* Begin *

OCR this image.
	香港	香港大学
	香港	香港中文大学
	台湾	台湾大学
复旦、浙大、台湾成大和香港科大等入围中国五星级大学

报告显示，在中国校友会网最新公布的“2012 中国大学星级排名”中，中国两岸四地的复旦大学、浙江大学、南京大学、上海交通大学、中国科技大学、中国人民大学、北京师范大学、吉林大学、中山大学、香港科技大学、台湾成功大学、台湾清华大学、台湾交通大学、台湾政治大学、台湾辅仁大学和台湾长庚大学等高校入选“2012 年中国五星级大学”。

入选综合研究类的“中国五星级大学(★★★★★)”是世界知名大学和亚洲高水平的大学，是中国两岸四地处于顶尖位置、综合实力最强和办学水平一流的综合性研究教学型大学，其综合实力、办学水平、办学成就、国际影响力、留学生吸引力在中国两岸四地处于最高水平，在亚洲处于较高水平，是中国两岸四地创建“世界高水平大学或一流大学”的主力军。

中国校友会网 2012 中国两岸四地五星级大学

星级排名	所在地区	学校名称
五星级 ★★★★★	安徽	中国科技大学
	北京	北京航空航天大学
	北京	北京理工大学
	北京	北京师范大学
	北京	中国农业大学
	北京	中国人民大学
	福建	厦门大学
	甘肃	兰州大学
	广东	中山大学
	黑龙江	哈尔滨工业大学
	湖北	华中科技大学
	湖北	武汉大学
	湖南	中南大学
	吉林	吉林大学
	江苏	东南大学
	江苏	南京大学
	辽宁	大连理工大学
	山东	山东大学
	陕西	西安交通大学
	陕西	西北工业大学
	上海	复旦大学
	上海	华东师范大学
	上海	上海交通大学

* End *

WHAT IS REQUIRED:
Please output the entries above, every line exactly as it reads.

TASK RESULT:
OCR this image.
	香港	香港大学
	香港	香港中文大学
	台湾	台湾大学
复旦、浙大、台湾成大和香港科大等入围中国五星级大学

报告显示，在中国校友会网最新公布的“2012 中国大学星级排名”中，中国两岸四地的复旦大学、浙江大学、南京大学、上海交通大学、中国科技大学、中国人民大学、北京师范大学、吉林大学、中山大学、香港科技大学、台湾成功大学、台湾清华大学、台湾交通大学、台湾政治大学、台湾辅仁大学和台湾长庚大学等高校入选“2012 年中国五星级大学”。

入选综合研究类的“中国五星级大学(★★★★★)”是世界知名大学和亚洲高水平的大学，是中国两岸四地处于顶尖位置、综合实力最强和办学水平一流的综合性研究教学型大学，其综合实力、办学水平、办学成就、国际影响力、留学生吸引力在中国两岸四地处于最高水平，在亚洲处于较高水平，是中国两岸四地创建“世界高水平大学或一流大学”的主力军。

中国校友会网 2012 中国两岸四地五星级大学

星级排名	所在地区	学校名称
五星级 ★★★★★	安徽	中国科技大学
	北京	北京航空航天大学
	北京	北京理工大学
	北京	北京师范大学
	北京	中国农业大学
	北京	中国人民大学
	福建	厦门大学
	甘肃	兰州大学
	广东	中山大学
	黑龙江	哈尔滨工业大学
	湖北	华中科技大学
	湖北	武汉大学
	湖南	中南大学
	吉林	吉林大学
	江苏	东南大学
	江苏	南京大学
	辽宁	大连理工大学
	山东	山东大学
	陕西	西安交通大学
	陕西	西北工业大学
	上海	复旦大学
	上海	华东师范大学
	上海	上海交通大学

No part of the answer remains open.